• **Written request**: Write out every entry exactly as it appears.

• **Supplied records**:
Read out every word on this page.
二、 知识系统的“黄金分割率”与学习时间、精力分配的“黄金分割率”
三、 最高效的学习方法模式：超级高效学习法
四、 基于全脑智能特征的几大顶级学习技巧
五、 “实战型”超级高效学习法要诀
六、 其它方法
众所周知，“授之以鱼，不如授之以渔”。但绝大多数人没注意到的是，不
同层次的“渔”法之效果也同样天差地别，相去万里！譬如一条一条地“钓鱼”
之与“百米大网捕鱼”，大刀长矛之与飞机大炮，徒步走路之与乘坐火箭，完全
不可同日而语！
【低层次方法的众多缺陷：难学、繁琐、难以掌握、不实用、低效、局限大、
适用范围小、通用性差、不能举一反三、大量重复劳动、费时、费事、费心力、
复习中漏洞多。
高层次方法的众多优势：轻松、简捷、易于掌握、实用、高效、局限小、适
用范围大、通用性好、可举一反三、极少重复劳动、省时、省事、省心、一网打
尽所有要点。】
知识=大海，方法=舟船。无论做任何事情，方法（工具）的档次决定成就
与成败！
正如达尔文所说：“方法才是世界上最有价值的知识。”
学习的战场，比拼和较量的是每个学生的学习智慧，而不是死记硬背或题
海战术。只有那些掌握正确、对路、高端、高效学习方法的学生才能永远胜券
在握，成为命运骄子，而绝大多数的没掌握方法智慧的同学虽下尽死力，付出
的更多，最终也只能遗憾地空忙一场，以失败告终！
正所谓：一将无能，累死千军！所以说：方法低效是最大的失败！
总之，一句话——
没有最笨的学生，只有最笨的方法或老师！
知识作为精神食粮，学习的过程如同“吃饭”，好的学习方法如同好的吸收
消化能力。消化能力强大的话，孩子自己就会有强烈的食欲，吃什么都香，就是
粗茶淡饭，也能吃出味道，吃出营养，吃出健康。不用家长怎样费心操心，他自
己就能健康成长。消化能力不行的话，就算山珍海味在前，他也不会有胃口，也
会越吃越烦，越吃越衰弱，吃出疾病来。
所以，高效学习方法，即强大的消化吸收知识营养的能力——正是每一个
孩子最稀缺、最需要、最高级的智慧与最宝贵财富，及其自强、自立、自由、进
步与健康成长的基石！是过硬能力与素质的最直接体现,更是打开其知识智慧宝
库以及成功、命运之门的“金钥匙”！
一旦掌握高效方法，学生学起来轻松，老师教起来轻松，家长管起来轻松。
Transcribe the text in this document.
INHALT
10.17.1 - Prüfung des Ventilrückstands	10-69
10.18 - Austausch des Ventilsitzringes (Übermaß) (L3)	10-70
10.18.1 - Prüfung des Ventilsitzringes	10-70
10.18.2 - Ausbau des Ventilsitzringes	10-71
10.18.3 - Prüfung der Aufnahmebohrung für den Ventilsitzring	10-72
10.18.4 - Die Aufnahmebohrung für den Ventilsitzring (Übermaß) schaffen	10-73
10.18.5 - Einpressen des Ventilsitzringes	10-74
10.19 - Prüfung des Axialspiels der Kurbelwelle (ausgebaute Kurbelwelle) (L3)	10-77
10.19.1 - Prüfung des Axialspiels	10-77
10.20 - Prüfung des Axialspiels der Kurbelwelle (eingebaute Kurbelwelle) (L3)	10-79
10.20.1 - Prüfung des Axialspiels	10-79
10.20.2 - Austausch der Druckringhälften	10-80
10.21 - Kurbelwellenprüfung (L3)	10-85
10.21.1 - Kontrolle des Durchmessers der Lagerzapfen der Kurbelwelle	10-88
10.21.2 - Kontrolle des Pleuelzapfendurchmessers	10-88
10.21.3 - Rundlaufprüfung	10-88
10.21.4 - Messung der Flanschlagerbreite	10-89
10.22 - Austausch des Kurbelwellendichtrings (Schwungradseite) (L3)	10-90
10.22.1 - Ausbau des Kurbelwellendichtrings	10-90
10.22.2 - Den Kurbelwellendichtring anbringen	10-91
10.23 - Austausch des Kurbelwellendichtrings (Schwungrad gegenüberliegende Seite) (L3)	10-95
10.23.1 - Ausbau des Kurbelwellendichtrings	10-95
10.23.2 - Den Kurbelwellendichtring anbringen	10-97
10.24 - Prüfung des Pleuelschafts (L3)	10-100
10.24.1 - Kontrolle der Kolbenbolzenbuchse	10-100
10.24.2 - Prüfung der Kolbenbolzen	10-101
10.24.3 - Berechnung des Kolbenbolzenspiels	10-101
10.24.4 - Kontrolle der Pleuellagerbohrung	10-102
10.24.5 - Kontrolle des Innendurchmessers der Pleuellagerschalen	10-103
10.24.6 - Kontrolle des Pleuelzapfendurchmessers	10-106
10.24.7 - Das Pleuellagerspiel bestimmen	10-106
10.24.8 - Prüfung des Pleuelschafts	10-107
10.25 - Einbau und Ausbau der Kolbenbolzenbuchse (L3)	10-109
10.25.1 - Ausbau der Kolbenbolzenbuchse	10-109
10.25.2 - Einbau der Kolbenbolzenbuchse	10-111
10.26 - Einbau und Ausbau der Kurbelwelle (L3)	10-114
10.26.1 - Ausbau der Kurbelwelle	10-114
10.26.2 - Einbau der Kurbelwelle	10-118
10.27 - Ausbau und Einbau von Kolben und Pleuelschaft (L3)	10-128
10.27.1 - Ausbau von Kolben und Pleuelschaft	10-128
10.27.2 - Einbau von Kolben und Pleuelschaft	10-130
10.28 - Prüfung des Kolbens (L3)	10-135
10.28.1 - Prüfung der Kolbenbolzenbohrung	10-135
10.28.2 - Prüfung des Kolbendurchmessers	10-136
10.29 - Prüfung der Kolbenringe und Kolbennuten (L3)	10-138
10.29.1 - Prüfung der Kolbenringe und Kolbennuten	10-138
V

• **Expected answer**:
Read out every word on this page.
二、 知识系统的“黄金分割率”与学习时间、精力分配的“黄金分割率”
三、 最高效的学习方法模式：超级高效学习法
四、 基于全脑智能特征的几大顶级学习技巧
五、 “实战型”超级高效学习法要诀
六、 其它方法
众所周知，“授之以鱼，不如授之以渔”。但绝大多数人没注意到的是，不
同层次的“渔”法之效果也同样天差地别，相去万里！譬如一条一条地“钓鱼”
之与“百米大网捕鱼”，大刀长矛之与飞机大炮，徒步走路之与乘坐火箭，完全
不可同日而语！
【低层次方法的众多缺陷：难学、繁琐、难以掌握、不实用、低效、局限大、
适用范围小、通用性差、不能举一反三、大量重复劳动、费时、费事、费心力、
复习中漏洞多。
高层次方法的众多优势：轻松、简捷、易于掌握、实用、高效、局限小、适
用范围大、通用性好、可举一反三、极少重复劳动、省时、省事、省心、一网打
尽所有要点。】
知识=大海，方法=舟船。无论做任何事情，方法（工具）的档次决定成就
与成败！
正如达尔文所说：“方法才是世界上最有价值的知识。”
学习的战场，比拼和较量的是每个学生的学习智慧，而不是死记硬背或题
海战术。只有那些掌握正确、对路、高端、高效学习方法的学生才能永远胜券
在握，成为命运骄子，而绝大多数的没掌握方法智慧的同学虽下尽死力，付出
的更多，最终也只能遗憾地空忙一场，以失败告终！
正所谓：一将无能，累死千军！所以说：方法低效是最大的失败！
总之，一句话——
没有最笨的学生，只有最笨的方法或老师！
知识作为精神食粮，学习的过程如同“吃饭”，好的学习方法如同好的吸收
消化能力。消化能力强大的话，孩子自己就会有强烈的食欲，吃什么都香，就是
粗茶淡饭，也能吃出味道，吃出营养，吃出健康。不用家长怎样费心操心，他自
己就能健康成长。消化能力不行的话，就算山珍海味在前，他也不会有胃口，也
会越吃越烦，越吃越衰弱，吃出疾病来。
所以，高效学习方法，即强大的消化吸收知识营养的能力——正是每一个
孩子最稀缺、最需要、最高级的智慧与最宝贵财富，及其自强、自立、自由、进
步与健康成长的基石！是过硬能力与素质的最直接体现,更是打开其知识智慧宝
库以及成功、命运之门的“金钥匙”！
一旦掌握高效方法，学生学起来轻松，老师教起来轻松，家长管起来轻松。
Transcribe the text in this document.
INHALT
10.17.1 - Prüfung des Ventilrückstands	10-69
10.18 - Austausch des Ventilsitzringes (Übermaß) (L3)	10-70
10.18.1 - Prüfung des Ventilsitzringes	10-70
10.18.2 - Ausbau des Ventilsitzringes	10-71
10.18.3 - Prüfung der Aufnahmebohrung für den Ventilsitzring	10-72
10.18.4 - Die Aufnahmebohrung für den Ventilsitzring (Übermaß) schaffen	10-73
10.18.5 - Einpressen des Ventilsitzringes	10-74
10.19 - Prüfung des Axialspiels der Kurbelwelle (ausgebaute Kurbelwelle) (L3)	10-77
10.19.1 - Prüfung des Axialspiels	10-77
10.20 - Prüfung des Axialspiels der Kurbelwelle (eingebaute Kurbelwelle) (L3)	10-79
10.20.1 - Prüfung des Axialspiels	10-79
10.20.2 - Austausch der Druckringhälften	10-80
10.21 - Kurbelwellenprüfung (L3)	10-85
10.21.1 - Kontrolle des Durchmessers der Lagerzapfen der Kurbelwelle	10-88
10.21.2 - Kontrolle des Pleuelzapfendurchmessers	10-88
10.21.3 - Rundlaufprüfung	10-88
10.21.4 - Messung der Flanschlagerbreite	10-89
10.22 - Austausch des Kurbelwellendichtrings (Schwungradseite) (L3)	10-90
10.22.1 - Ausbau des Kurbelwellendichtrings	10-90
10.22.2 - Den Kurbelwellendichtring anbringen	10-91
10.23 - Austausch des Kurbelwellendichtrings (Schwungrad gegenüberliegende Seite) (L3)	10-95
10.23.1 - Ausbau des Kurbelwellendichtrings	10-95
10.23.2 - Den Kurbelwellendichtring anbringen	10-97
10.24 - Prüfung des Pleuelschafts (L3)	10-100
10.24.1 - Kontrolle der Kolbenbolzenbuchse	10-100
10.24.2 - Prüfung der Kolbenbolzen	10-101
10.24.3 - Berechnung des Kolbenbolzenspiels	10-101
10.24.4 - Kontrolle der Pleuellagerbohrung	10-102
10.24.5 - Kontrolle des Innendurchmessers der Pleuellagerschalen	10-103
10.24.6 - Kontrolle des Pleuelzapfendurchmessers	10-106
10.24.7 - Das Pleuellagerspiel bestimmen	10-106
10.24.8 - Prüfung des Pleuelschafts	10-107
10.25 - Einbau und Ausbau der Kolbenbolzenbuchse (L3)	10-109
10.25.1 - Ausbau der Kolbenbolzenbuchse	10-109
10.25.2 - Einbau der Kolbenbolzenbuchse	10-111
10.26 - Einbau und Ausbau der Kurbelwelle (L3)	10-114
10.26.1 - Ausbau der Kurbelwelle	10-114
10.26.2 - Einbau der Kurbelwelle	10-118
10.27 - Ausbau und Einbau von Kolben und Pleuelschaft (L3)	10-128
10.27.1 - Ausbau von Kolben und Pleuelschaft	10-128
10.27.2 - Einbau von Kolben und Pleuelschaft	10-130
10.28 - Prüfung des Kolbens (L3)	10-135
10.28.1 - Prüfung der Kolbenbolzenbohrung	10-135
10.28.2 - Prüfung des Kolbendurchmessers	10-136
10.29 - Prüfung der Kolbenringe und Kolbennuten (L3)	10-138
10.29.1 - Prüfung der Kolbenringe und Kolbennuten	10-138
V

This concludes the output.